┌────────

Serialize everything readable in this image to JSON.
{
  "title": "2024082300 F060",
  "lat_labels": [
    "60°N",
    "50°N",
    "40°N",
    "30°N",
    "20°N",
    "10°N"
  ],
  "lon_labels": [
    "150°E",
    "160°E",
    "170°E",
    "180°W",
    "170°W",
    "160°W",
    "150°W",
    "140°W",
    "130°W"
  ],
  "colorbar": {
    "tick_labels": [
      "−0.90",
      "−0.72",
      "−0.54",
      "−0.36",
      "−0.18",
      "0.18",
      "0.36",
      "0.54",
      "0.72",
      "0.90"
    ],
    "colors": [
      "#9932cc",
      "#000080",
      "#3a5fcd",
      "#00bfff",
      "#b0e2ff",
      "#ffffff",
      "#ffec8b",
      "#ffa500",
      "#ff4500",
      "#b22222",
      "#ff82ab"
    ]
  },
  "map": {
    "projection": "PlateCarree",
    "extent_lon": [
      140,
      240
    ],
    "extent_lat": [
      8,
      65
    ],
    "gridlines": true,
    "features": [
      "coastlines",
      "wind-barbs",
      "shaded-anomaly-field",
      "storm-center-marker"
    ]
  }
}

└────────
┌────────

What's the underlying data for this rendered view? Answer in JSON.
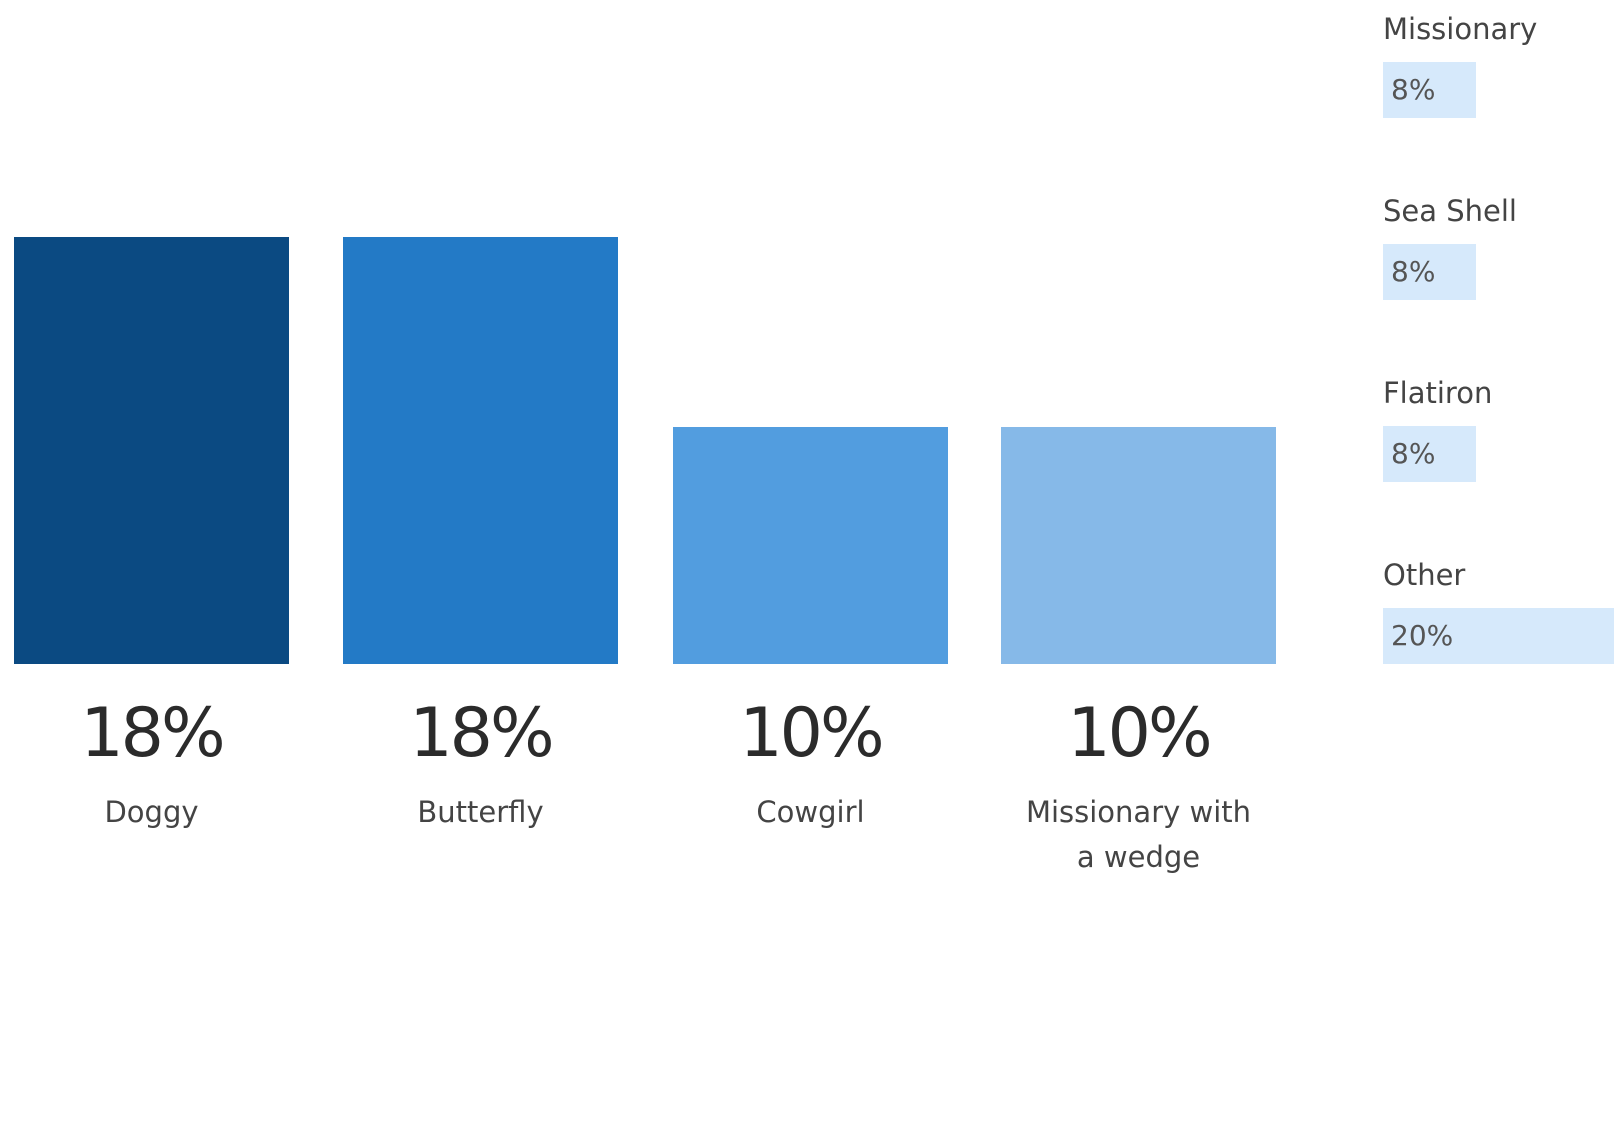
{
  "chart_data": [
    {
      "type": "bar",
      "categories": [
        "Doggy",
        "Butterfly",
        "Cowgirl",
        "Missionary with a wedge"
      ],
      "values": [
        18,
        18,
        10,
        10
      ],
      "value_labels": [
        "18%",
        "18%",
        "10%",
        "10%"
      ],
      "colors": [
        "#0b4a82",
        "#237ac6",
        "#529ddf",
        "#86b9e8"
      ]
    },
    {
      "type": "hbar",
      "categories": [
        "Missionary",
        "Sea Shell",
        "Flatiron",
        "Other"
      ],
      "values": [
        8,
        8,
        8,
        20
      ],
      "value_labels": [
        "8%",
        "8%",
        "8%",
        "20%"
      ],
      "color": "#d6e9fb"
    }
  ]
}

└────────
┌────────

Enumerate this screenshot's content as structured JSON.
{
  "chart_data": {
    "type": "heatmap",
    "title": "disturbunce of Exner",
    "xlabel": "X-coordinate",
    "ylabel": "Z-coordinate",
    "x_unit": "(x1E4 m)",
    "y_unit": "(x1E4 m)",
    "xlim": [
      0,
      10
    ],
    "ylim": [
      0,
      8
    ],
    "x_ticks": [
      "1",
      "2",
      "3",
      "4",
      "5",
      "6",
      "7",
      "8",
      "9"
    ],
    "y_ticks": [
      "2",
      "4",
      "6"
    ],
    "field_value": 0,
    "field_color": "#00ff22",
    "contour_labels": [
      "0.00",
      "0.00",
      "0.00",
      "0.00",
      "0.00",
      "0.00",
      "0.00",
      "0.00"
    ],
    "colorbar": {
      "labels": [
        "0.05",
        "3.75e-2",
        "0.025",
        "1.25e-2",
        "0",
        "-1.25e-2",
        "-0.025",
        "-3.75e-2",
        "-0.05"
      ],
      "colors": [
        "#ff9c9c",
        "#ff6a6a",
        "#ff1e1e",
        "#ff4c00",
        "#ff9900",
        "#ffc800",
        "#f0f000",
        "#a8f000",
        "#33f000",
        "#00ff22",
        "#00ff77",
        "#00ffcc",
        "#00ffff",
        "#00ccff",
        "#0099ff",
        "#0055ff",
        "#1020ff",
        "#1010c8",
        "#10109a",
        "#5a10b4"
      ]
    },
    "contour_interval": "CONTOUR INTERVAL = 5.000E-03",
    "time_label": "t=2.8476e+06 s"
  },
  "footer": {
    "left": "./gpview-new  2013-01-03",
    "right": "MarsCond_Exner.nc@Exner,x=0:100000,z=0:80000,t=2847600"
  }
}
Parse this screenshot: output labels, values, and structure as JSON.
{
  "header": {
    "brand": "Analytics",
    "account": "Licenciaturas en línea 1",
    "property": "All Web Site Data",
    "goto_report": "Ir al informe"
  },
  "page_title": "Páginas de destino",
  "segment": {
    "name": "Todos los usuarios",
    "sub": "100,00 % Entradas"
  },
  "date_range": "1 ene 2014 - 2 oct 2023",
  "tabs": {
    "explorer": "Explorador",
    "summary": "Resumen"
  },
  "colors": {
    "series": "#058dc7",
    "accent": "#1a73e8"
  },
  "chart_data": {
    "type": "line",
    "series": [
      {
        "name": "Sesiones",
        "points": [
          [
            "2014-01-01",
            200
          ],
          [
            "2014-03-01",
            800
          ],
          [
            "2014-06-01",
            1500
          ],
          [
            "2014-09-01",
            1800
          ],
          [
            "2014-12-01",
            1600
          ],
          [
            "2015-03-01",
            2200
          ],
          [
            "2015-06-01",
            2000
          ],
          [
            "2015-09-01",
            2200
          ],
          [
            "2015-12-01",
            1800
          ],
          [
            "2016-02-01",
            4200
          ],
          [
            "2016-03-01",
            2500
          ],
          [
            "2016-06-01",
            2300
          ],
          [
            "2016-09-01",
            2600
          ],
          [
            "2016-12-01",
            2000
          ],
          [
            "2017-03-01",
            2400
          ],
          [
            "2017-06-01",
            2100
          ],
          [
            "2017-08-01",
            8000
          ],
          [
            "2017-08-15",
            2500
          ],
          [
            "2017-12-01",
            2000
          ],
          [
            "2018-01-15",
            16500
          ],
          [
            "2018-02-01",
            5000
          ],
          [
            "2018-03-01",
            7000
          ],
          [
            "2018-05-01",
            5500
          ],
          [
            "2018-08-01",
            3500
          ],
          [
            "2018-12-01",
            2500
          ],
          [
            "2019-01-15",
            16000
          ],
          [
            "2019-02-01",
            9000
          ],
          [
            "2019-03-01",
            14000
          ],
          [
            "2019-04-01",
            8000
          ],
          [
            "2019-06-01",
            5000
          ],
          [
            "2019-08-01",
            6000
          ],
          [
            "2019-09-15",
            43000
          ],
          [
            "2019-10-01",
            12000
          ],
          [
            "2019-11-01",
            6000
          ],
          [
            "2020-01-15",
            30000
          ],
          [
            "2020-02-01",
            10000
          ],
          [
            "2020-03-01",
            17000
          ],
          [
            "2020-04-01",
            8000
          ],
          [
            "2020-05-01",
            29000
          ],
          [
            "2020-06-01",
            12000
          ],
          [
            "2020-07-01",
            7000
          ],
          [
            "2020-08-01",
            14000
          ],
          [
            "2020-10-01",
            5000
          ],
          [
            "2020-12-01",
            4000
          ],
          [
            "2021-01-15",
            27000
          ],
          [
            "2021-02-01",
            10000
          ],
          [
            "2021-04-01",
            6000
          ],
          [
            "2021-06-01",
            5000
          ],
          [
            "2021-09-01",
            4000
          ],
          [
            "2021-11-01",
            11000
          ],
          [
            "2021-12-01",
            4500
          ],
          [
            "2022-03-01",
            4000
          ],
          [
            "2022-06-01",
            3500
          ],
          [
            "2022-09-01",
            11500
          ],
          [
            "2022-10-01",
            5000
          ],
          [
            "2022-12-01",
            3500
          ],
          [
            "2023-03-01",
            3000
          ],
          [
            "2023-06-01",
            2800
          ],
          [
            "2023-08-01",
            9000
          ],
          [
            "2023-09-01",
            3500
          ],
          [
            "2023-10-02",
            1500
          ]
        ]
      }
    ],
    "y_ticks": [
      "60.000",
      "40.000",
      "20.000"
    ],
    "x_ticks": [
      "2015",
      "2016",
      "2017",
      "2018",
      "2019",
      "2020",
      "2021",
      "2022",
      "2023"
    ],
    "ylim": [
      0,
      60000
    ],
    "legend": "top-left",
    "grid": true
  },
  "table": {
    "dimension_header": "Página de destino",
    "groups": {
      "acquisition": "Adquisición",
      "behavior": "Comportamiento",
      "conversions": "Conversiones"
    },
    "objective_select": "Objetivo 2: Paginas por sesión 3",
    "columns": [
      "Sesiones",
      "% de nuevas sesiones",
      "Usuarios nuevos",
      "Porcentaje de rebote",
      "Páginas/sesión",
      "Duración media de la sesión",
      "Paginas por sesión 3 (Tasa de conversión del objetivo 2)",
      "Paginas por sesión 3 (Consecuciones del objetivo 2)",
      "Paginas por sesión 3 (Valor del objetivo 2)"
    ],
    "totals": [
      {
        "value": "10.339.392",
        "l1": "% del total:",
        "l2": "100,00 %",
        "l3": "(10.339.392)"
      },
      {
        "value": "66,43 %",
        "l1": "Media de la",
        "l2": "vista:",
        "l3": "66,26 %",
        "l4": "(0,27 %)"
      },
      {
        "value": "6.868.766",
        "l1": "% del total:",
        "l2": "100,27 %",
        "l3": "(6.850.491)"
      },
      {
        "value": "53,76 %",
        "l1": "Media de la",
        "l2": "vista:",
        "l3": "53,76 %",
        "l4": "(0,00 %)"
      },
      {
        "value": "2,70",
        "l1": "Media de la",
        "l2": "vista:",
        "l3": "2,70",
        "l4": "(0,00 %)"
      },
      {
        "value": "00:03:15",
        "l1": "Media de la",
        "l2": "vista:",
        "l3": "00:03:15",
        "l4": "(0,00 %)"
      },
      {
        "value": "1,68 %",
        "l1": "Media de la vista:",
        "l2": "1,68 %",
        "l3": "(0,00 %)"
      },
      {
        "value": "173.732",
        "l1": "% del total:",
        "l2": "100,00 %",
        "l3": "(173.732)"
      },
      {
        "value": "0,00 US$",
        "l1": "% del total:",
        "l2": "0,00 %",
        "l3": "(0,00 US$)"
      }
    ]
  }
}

└────────

§ **STATED EXERCISE**
In the listing above, locate each line with "Exner" and copy it.

§ **WRITTEN RESPONSE**
    "title": "disturbunce of Exner",
    "right": "MarsCond_Exner.nc@Exner,x=0:100000,z=0:80000,t=2847600"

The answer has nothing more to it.